DOCUMENT EXTRACT —
****************************************
[Mpi3-ft] MPI_ANY_SOURCE ... again...

Wed Jan 25 17:06:32 CST 2012

Hi Josh,

Cray is okay with the semantics described in the current
FTWG proposal attached to the ticket.

We plan to just leverage the out-of-band system fault
detector software that currently kills jobs if
a node goes down that the job was running on.

Howard

Josh Hursey wrote:
> We really need to make a decision on semantics for MPI_ANY_SOURCE.
> 
> During the plenary session the MPI Forum had a problem with the current
> proposed semantics. The current proposal states (roughly) that
> MPI_ANY_SOURCE return when a failure emerges in the communicator. The
> MPI Forum read this as a strong requirement for -progress- (something
> the MPI standard tries to stay away from).
> 
> The alternative proposal is that a receive on MPI_ANY_SOURCE will block
> until completed with a message. This means that it will -not- return
> when a new failure has been encountered (even if the calling process is
> the only process left alive in the communicator). This does get around
> the concern about progress, but puts a large burden on the end user.
> 
> 
> There are a couple good use cases for MPI_ANY_SOURCE (grumble, grumble)
> - Manager/Worker applications, and easy load balancing when
> multiple incoming messages are expected. This blocking behavior makes
> the use of MPI_ANY_SOURCE dangerous for fault tolerant applications, and
> opens up another opportunity for deadlock.
****************************************
STORED DATA —
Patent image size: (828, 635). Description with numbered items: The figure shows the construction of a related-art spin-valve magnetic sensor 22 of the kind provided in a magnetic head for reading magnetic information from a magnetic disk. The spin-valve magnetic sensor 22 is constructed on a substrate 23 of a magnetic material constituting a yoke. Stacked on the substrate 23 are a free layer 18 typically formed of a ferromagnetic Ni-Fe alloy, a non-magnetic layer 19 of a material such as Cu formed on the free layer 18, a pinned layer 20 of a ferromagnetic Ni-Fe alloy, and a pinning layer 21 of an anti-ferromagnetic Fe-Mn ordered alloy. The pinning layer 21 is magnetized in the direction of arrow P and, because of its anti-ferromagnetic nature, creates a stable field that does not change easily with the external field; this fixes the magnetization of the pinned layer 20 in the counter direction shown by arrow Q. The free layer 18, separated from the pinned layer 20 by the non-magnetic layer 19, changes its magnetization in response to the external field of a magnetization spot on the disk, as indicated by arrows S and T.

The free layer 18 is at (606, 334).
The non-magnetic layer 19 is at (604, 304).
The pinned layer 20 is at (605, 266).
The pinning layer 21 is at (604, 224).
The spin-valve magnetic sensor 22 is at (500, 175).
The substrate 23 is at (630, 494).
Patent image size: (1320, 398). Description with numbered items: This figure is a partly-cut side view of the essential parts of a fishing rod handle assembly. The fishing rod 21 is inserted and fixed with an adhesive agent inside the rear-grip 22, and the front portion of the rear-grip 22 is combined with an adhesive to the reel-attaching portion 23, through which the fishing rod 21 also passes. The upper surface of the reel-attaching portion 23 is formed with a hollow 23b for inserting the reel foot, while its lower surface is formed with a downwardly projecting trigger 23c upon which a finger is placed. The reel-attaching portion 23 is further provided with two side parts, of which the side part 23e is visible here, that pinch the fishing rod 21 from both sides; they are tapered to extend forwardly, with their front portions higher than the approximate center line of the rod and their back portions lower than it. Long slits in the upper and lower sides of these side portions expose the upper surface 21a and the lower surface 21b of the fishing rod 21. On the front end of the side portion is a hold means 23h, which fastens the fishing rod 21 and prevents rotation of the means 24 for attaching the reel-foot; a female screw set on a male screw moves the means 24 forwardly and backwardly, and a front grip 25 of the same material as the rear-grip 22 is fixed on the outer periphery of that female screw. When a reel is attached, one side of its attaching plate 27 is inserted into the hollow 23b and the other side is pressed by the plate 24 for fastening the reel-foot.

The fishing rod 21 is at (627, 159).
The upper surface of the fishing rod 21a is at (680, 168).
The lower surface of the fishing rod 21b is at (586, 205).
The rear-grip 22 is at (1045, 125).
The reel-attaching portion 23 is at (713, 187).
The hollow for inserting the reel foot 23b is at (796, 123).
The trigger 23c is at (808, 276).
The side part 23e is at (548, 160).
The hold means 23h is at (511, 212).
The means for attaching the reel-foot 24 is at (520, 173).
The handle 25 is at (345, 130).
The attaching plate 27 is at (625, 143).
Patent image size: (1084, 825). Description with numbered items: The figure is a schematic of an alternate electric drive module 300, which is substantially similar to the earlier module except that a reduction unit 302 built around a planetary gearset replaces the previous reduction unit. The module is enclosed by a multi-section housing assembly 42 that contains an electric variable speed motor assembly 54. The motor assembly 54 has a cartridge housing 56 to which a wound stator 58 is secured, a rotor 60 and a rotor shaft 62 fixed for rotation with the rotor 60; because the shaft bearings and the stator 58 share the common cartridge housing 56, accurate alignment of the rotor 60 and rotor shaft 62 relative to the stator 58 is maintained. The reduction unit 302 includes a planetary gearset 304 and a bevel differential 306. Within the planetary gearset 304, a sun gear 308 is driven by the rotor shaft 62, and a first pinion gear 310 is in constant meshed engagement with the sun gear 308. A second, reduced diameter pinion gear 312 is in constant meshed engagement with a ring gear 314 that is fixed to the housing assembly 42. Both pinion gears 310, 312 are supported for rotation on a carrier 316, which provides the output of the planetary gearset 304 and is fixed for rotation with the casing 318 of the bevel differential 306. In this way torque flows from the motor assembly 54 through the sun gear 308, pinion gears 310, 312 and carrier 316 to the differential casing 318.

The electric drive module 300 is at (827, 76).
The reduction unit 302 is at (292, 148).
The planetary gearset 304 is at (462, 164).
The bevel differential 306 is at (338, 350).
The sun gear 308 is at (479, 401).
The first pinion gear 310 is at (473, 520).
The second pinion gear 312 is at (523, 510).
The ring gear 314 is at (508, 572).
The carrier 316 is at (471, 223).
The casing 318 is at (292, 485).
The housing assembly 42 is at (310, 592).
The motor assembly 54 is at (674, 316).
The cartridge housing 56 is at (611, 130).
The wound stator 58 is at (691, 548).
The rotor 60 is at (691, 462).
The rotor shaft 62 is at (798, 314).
****************************************
INSTRUCTION —
Answer these from the MPI_ANY_SOURCE thread:
(a) What software does Cray plan to leverage?
(b) How did the MPI Forum read the current proposal's requirement that MPI_ANY_SOURCE return when a failure emerges in the communicator?
(c) Under the alternative proposal, what does a receive on MPI_ANY_SOURCE wait for before it completes?

WRITTEN RESPONSE —
(a) The out-of-band system fault detector software that currently kills jobs if a node the job was running on goes down.
(b) As a strong requirement for progress.
(c) It blocks until it is completed with a message.